(Stored items)
====

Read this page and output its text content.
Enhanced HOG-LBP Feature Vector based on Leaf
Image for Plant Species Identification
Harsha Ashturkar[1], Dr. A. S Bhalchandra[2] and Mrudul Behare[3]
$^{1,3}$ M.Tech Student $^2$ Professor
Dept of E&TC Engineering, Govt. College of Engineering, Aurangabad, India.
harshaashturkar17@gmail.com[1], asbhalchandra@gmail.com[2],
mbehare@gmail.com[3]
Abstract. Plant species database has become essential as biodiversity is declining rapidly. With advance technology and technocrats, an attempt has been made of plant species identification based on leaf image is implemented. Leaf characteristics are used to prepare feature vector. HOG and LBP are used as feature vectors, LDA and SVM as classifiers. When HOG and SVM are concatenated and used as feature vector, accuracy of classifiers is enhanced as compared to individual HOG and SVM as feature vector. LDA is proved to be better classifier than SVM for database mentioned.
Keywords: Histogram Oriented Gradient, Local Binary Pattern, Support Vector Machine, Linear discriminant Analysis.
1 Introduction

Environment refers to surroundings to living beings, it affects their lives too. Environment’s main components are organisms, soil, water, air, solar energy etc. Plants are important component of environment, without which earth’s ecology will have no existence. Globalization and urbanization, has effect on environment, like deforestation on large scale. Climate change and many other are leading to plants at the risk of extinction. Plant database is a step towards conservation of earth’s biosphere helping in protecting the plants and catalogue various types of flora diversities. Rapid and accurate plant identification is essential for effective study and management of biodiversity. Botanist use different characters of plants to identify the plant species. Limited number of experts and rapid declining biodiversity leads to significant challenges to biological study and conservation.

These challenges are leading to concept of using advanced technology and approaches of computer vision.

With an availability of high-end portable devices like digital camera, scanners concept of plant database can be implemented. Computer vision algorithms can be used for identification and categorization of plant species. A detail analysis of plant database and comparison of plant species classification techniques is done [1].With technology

====

**Directions for this task:**
Every record shown above should be written out again exactly.

**Solution:**
Read this page and output its text content.
Enhanced HOG-LBP Feature Vector based on Leaf
Image for Plant Species Identification
Harsha Ashturkar[1], Dr. A. S Bhalchandra[2] and Mrudul Behare[3]
$^{1,3}$ M.Tech Student $^2$ Professor
Dept of E&TC Engineering, Govt. College of Engineering, Aurangabad, India.
harshaashturkar17@gmail.com[1], asbhalchandra@gmail.com[2],
mbehare@gmail.com[3]
Abstract. Plant species database has become essential as biodiversity is declining rapidly. With advance technology and technocrats, an attempt has been made of plant species identification based on leaf image is implemented. Leaf characteristics are used to prepare feature vector. HOG and LBP are used as feature vectors, LDA and SVM as classifiers. When HOG and SVM are concatenated and used as feature vector, accuracy of classifiers is enhanced as compared to individual HOG and SVM as feature vector. LDA is proved to be better classifier than SVM for database mentioned.
Keywords: Histogram Oriented Gradient, Local Binary Pattern, Support Vector Machine, Linear discriminant Analysis.
1 Introduction

Environment refers to surroundings to living beings, it affects their lives too. Environment’s main components are organisms, soil, water, air, solar energy etc. Plants are important component of environment, without which earth’s ecology will have no existence. Globalization and urbanization, has effect on environment, like deforestation on large scale. Climate change and many other are leading to plants at the risk of extinction. Plant database is a step towards conservation of earth’s biosphere helping in protecting the plants and catalogue various types of flora diversities. Rapid and accurate plant identification is essential for effective study and management of biodiversity. Botanist use different characters of plants to identify the plant species. Limited number of experts and rapid declining biodiversity leads to significant challenges to biological study and conservation.

These challenges are leading to concept of using advanced technology and approaches of computer vision.

With an availability of high-end portable devices like digital camera, scanners concept of plant database can be implemented. Computer vision algorithms can be used for identification and categorization of plant species. A detail analysis of plant database and comparison of plant species classification techniques is done [1].With technology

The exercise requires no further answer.